- Objective -
Return the listing below word for word.

- Available records -

○ ○ ○ ○

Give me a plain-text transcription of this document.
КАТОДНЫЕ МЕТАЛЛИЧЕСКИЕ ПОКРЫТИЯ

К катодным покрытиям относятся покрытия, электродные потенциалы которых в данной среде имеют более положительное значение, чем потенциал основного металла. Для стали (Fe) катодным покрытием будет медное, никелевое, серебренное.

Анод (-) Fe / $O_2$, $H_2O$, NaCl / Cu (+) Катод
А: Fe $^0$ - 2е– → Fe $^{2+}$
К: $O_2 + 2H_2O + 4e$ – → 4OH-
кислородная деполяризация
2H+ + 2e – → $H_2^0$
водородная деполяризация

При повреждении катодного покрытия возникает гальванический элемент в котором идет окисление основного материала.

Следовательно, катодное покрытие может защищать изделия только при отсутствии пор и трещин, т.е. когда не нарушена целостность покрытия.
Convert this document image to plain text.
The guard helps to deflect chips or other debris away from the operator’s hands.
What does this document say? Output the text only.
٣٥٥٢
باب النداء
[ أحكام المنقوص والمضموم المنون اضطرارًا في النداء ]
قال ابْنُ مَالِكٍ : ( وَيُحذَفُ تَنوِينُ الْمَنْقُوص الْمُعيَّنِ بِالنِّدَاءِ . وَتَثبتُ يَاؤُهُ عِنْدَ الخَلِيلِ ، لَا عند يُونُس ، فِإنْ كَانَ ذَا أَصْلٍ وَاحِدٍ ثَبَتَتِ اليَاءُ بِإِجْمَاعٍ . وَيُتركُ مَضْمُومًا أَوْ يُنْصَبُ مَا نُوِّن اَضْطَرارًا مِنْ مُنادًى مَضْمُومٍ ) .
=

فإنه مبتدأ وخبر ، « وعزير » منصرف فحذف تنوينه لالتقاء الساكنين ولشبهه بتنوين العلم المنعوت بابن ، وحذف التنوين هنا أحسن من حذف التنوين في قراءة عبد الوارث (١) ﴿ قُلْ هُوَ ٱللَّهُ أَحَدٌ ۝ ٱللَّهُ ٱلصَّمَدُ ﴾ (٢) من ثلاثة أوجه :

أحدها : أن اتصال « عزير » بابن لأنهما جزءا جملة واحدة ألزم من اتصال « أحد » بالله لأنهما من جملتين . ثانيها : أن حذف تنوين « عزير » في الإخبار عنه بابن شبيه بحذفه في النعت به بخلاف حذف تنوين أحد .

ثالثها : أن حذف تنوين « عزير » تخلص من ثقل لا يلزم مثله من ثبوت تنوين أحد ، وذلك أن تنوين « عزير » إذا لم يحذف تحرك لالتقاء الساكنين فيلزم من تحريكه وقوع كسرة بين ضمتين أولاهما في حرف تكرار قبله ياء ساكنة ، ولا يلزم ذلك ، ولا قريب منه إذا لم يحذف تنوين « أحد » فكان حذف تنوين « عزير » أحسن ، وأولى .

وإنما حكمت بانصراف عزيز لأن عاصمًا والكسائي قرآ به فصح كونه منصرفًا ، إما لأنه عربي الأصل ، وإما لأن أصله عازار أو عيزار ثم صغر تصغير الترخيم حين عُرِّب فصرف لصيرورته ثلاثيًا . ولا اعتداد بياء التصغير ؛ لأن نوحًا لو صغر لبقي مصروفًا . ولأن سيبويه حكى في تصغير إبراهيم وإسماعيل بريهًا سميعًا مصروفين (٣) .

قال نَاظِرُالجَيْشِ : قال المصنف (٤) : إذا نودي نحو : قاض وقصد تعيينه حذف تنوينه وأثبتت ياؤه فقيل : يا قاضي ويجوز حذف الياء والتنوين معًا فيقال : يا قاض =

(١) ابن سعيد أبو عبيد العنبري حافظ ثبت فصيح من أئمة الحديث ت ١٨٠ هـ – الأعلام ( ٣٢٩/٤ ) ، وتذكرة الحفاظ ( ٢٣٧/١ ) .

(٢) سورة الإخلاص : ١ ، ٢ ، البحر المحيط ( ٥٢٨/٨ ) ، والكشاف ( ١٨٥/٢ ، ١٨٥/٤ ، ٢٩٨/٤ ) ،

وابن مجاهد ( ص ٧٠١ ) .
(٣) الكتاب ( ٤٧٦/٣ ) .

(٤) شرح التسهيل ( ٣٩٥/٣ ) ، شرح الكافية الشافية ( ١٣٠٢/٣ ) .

○ ○ ○ ○

- Output of the exercise -
Give me a plain-text transcription of this document.
КАТОДНЫЕ МЕТАЛЛИЧЕСКИЕ ПОКРЫТИЯ

К катодным покрытиям относятся покрытия, электродные потенциалы которых в данной среде имеют более положительное значение, чем потенциал основного металла. Для стали (Fe) катодным покрытием будет медное, никелевое, серебренное.

Анод (-) Fe / $O_2$, $H_2O$, NaCl / Cu (+) Катод
А: Fe $^0$ - 2е– → Fe $^{2+}$
К: $O_2 + 2H_2O + 4e$ – → 4OH-
кислородная деполяризация
2H+ + 2e – → $H_2^0$
водородная деполяризация

При повреждении катодного покрытия возникает гальванический элемент в котором идет окисление основного материала.

Следовательно, катодное покрытие может защищать изделия только при отсутствии пор и трещин, т.е. когда не нарушена целостность покрытия.
Convert this document image to plain text.
The guard helps to deflect chips or other debris away from the operator’s hands.
What does this document say? Output the text only.
٣٥٥٢
باب النداء
[ أحكام المنقوص والمضموم المنون اضطرارًا في النداء ]
قال ابْنُ مَالِكٍ : ( وَيُحذَفُ تَنوِينُ الْمَنْقُوص الْمُعيَّنِ بِالنِّدَاءِ . وَتَثبتُ يَاؤُهُ عِنْدَ الخَلِيلِ ، لَا عند يُونُس ، فِإنْ كَانَ ذَا أَصْلٍ وَاحِدٍ ثَبَتَتِ اليَاءُ بِإِجْمَاعٍ . وَيُتركُ مَضْمُومًا أَوْ يُنْصَبُ مَا نُوِّن اَضْطَرارًا مِنْ مُنادًى مَضْمُومٍ ) .
=

فإنه مبتدأ وخبر ، « وعزير » منصرف فحذف تنوينه لالتقاء الساكنين ولشبهه بتنوين العلم المنعوت بابن ، وحذف التنوين هنا أحسن من حذف التنوين في قراءة عبد الوارث (١) ﴿ قُلْ هُوَ ٱللَّهُ أَحَدٌ ۝ ٱللَّهُ ٱلصَّمَدُ ﴾ (٢) من ثلاثة أوجه :

أحدها : أن اتصال « عزير » بابن لأنهما جزءا جملة واحدة ألزم من اتصال « أحد » بالله لأنهما من جملتين . ثانيها : أن حذف تنوين « عزير » في الإخبار عنه بابن شبيه بحذفه في النعت به بخلاف حذف تنوين أحد .

ثالثها : أن حذف تنوين « عزير » تخلص من ثقل لا يلزم مثله من ثبوت تنوين أحد ، وذلك أن تنوين « عزير » إذا لم يحذف تحرك لالتقاء الساكنين فيلزم من تحريكه وقوع كسرة بين ضمتين أولاهما في حرف تكرار قبله ياء ساكنة ، ولا يلزم ذلك ، ولا قريب منه إذا لم يحذف تنوين « أحد » فكان حذف تنوين « عزير » أحسن ، وأولى .

وإنما حكمت بانصراف عزيز لأن عاصمًا والكسائي قرآ به فصح كونه منصرفًا ، إما لأنه عربي الأصل ، وإما لأن أصله عازار أو عيزار ثم صغر تصغير الترخيم حين عُرِّب فصرف لصيرورته ثلاثيًا . ولا اعتداد بياء التصغير ؛ لأن نوحًا لو صغر لبقي مصروفًا . ولأن سيبويه حكى في تصغير إبراهيم وإسماعيل بريهًا سميعًا مصروفين (٣) .

قال نَاظِرُالجَيْشِ : قال المصنف (٤) : إذا نودي نحو : قاض وقصد تعيينه حذف تنوينه وأثبتت ياؤه فقيل : يا قاضي ويجوز حذف الياء والتنوين معًا فيقال : يا قاض =

(١) ابن سعيد أبو عبيد العنبري حافظ ثبت فصيح من أئمة الحديث ت ١٨٠ هـ – الأعلام ( ٣٢٩/٤ ) ، وتذكرة الحفاظ ( ٢٣٧/١ ) .

(٢) سورة الإخلاص : ١ ، ٢ ، البحر المحيط ( ٥٢٨/٨ ) ، والكشاف ( ١٨٥/٢ ، ١٨٥/٤ ، ٢٩٨/٤ ) ،

وابن مجاهد ( ص ٧٠١ ) .
(٣) الكتاب ( ٤٧٦/٣ ) .

(٤) شرح التسهيل ( ٣٩٥/٣ ) ، شرح الكافية الشافية ( ١٣٠٢/٣ ) .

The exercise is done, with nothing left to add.